A run of records
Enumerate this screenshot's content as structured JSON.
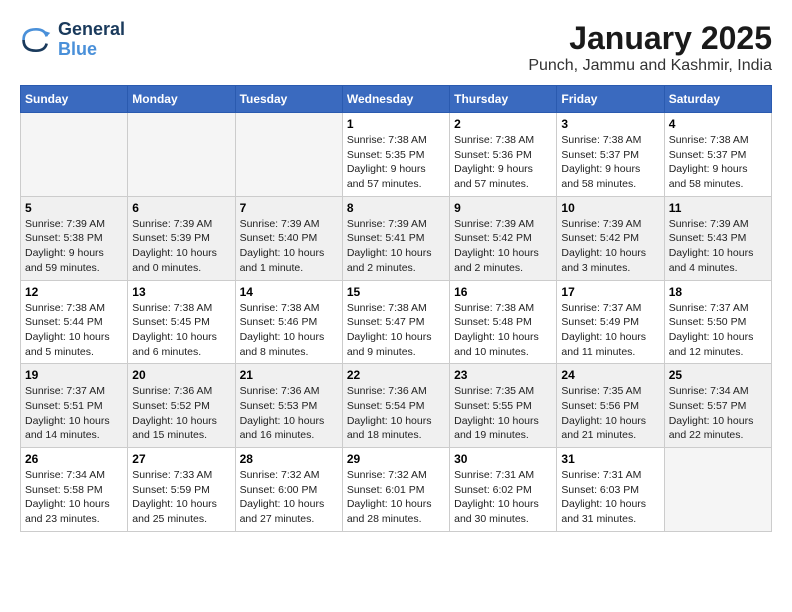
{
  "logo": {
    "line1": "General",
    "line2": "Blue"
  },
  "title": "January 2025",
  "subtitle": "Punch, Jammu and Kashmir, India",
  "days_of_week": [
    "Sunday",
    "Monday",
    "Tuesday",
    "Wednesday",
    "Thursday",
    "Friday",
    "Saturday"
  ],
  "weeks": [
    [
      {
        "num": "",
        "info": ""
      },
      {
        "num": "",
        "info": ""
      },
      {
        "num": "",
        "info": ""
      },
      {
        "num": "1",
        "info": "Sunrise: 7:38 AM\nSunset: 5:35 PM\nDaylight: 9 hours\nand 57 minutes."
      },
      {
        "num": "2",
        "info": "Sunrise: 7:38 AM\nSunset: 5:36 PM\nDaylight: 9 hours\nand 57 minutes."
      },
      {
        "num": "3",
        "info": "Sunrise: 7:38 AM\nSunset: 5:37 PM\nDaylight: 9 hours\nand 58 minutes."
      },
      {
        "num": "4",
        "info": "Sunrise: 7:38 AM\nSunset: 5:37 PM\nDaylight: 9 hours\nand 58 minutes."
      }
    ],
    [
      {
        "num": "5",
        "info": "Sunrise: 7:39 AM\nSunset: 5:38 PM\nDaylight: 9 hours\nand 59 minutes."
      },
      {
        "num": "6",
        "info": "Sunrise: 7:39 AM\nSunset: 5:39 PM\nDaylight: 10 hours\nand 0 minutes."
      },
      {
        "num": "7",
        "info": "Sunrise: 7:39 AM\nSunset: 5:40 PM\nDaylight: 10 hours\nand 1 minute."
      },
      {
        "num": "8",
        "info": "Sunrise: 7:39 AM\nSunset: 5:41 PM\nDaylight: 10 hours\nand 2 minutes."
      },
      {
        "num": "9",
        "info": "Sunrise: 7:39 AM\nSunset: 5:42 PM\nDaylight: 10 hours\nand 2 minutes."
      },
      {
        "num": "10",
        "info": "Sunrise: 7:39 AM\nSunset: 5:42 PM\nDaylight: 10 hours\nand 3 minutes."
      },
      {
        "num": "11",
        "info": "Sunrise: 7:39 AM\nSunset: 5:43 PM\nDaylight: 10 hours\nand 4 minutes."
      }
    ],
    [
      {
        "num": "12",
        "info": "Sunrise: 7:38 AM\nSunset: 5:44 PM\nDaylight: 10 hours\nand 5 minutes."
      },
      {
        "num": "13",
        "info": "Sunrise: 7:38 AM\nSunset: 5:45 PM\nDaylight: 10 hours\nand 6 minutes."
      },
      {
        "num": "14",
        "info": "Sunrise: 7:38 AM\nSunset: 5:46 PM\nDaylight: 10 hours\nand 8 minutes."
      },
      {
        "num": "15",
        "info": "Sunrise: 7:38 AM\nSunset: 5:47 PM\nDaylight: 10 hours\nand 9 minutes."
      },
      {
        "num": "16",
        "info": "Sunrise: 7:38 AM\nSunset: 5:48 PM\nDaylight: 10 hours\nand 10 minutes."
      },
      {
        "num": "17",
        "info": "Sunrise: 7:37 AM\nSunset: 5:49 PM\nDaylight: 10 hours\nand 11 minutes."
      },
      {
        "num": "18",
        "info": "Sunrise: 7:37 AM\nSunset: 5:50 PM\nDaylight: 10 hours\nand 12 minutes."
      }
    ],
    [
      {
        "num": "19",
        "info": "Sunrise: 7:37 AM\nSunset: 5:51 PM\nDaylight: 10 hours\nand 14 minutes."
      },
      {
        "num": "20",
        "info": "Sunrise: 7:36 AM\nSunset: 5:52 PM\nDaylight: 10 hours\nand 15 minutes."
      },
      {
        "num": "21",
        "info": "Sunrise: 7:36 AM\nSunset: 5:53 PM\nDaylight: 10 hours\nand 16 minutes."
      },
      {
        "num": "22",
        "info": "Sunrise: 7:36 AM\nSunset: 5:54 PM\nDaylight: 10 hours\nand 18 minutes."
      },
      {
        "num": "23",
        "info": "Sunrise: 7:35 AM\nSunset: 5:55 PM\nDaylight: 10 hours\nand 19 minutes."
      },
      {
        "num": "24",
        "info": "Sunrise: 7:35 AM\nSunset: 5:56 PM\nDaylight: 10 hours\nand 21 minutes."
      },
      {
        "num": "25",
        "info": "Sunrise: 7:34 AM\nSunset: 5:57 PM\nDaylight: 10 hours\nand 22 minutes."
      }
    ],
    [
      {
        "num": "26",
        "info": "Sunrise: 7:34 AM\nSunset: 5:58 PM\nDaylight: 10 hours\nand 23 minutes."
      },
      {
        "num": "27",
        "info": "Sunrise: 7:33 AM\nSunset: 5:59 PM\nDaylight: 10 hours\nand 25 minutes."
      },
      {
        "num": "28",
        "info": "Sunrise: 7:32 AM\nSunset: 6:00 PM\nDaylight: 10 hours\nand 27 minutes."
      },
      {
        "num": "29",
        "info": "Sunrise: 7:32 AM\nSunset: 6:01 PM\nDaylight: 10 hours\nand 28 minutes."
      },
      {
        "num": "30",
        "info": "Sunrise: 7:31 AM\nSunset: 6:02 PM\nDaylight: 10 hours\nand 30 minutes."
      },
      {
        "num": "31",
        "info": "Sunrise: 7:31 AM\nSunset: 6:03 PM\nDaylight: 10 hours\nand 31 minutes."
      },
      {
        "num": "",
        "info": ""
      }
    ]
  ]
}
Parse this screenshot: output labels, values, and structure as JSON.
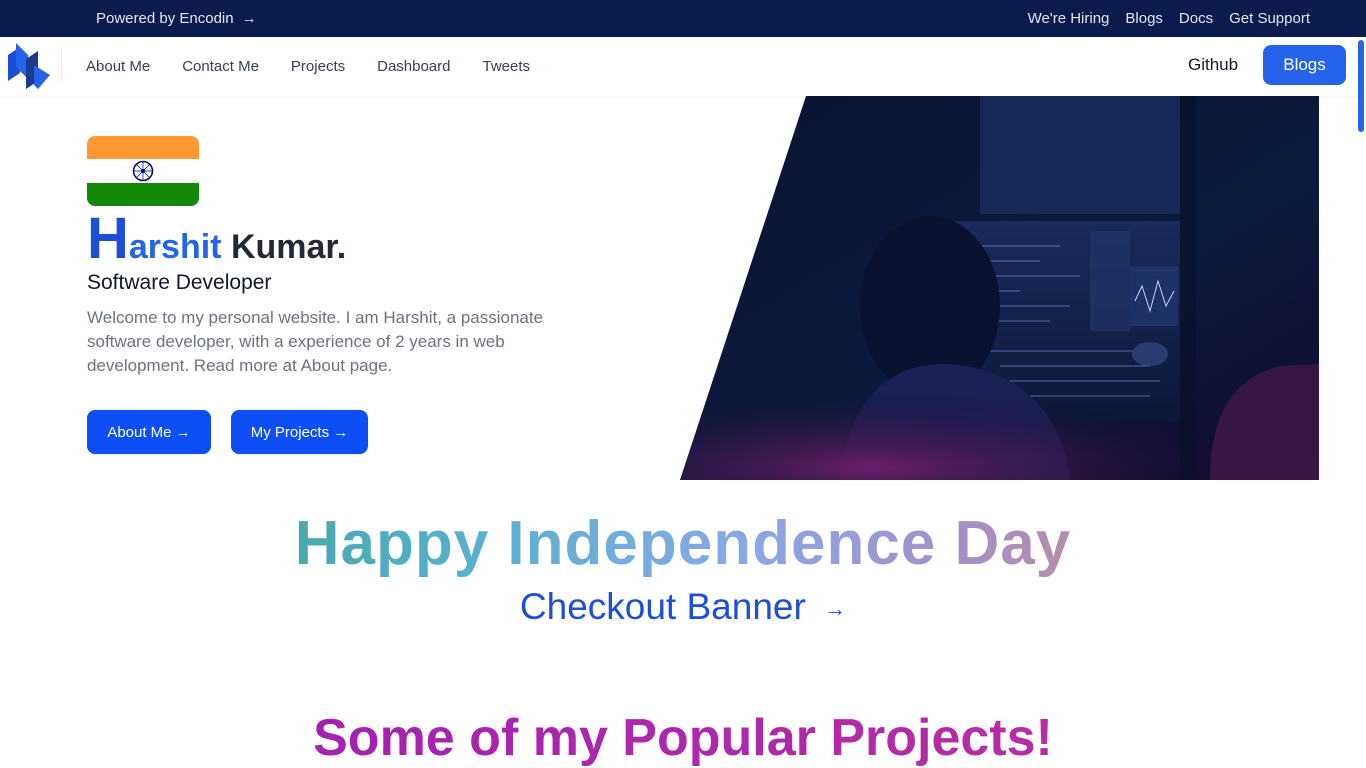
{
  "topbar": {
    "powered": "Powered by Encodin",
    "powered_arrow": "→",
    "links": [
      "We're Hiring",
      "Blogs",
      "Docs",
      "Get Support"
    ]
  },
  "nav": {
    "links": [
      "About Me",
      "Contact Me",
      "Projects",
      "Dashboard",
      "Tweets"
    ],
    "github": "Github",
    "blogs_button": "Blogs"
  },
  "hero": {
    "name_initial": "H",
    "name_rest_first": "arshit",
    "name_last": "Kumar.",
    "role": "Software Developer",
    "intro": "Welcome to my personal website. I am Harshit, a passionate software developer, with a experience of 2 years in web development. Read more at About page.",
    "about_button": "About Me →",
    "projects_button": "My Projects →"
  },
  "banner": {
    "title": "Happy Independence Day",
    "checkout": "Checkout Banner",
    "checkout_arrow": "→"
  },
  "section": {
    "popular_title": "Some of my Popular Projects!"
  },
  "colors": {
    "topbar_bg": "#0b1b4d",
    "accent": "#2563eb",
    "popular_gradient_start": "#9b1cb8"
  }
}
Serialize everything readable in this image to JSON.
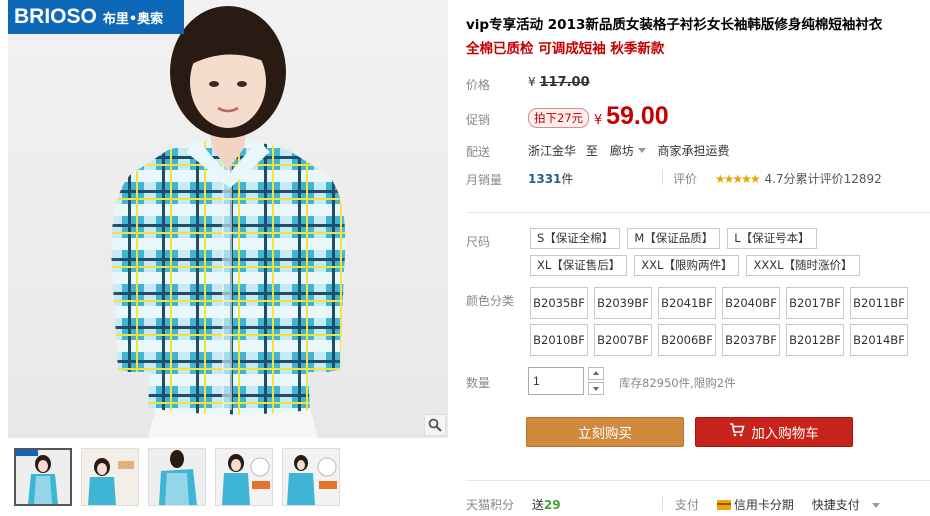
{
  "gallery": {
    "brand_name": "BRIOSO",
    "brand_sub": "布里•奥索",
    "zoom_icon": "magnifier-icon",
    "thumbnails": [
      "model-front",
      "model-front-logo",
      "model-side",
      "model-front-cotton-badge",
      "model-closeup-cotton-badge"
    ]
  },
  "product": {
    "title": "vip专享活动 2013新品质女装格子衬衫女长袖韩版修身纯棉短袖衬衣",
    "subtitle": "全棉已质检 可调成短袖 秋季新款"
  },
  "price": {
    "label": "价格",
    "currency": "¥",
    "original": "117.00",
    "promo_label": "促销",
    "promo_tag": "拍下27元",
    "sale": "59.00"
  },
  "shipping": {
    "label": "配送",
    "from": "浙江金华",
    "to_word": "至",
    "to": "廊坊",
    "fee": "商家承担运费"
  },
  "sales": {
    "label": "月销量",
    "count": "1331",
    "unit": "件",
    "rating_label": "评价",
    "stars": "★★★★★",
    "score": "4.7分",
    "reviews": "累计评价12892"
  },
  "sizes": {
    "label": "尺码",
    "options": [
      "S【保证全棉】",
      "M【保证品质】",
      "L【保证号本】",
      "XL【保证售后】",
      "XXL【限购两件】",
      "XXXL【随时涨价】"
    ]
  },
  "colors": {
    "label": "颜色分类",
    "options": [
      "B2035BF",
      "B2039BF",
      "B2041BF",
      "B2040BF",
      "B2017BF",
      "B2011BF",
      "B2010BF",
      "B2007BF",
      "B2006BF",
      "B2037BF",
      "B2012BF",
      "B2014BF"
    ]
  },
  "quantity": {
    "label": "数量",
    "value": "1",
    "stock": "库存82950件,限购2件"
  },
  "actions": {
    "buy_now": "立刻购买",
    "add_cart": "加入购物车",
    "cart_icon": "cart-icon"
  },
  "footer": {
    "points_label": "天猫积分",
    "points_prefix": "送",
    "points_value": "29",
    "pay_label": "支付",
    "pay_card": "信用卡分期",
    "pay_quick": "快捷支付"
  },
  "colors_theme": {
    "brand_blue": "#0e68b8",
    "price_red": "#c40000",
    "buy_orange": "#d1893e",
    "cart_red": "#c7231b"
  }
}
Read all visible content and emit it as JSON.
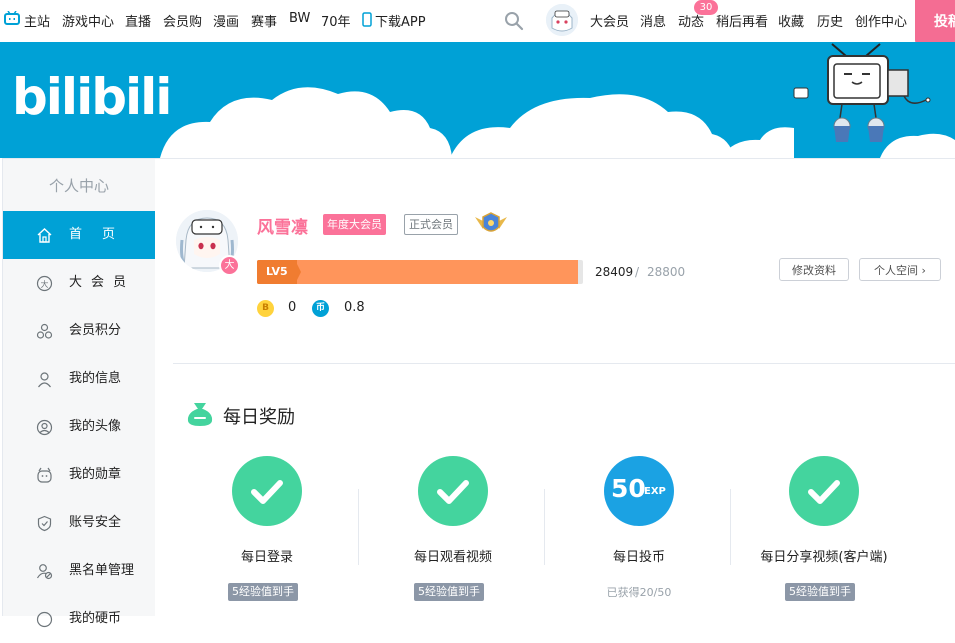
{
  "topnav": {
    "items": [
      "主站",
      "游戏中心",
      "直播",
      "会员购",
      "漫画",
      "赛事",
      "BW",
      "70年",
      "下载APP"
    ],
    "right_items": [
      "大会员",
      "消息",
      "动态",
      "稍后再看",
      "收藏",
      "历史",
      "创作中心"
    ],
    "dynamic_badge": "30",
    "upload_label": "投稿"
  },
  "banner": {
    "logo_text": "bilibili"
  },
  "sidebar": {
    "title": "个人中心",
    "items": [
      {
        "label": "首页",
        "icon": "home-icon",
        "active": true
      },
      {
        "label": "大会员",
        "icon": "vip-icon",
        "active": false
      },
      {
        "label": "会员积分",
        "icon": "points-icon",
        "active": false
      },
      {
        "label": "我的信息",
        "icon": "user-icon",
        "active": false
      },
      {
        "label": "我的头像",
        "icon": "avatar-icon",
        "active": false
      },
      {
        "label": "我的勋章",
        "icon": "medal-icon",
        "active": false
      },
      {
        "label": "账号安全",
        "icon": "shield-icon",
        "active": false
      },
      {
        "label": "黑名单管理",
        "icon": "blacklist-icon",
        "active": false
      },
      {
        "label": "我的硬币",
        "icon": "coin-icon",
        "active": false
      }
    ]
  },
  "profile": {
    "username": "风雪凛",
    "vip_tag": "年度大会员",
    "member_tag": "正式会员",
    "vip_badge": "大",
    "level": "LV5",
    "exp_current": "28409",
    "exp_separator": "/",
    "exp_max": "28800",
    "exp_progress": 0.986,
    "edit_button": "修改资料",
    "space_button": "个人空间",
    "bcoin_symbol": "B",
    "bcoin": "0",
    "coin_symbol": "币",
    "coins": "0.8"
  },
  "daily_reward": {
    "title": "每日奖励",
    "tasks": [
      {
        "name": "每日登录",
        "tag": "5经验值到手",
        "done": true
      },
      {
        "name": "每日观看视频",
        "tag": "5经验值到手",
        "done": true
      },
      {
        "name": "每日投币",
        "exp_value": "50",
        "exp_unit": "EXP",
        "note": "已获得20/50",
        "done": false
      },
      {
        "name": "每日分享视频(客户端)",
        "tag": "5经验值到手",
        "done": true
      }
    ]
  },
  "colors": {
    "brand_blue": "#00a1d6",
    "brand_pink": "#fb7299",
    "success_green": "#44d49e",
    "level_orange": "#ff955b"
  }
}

* What you are asked to do *
Determine the number of lines where the string "subtitle" occurs, and give that number only.

* Solution to this exercise *
2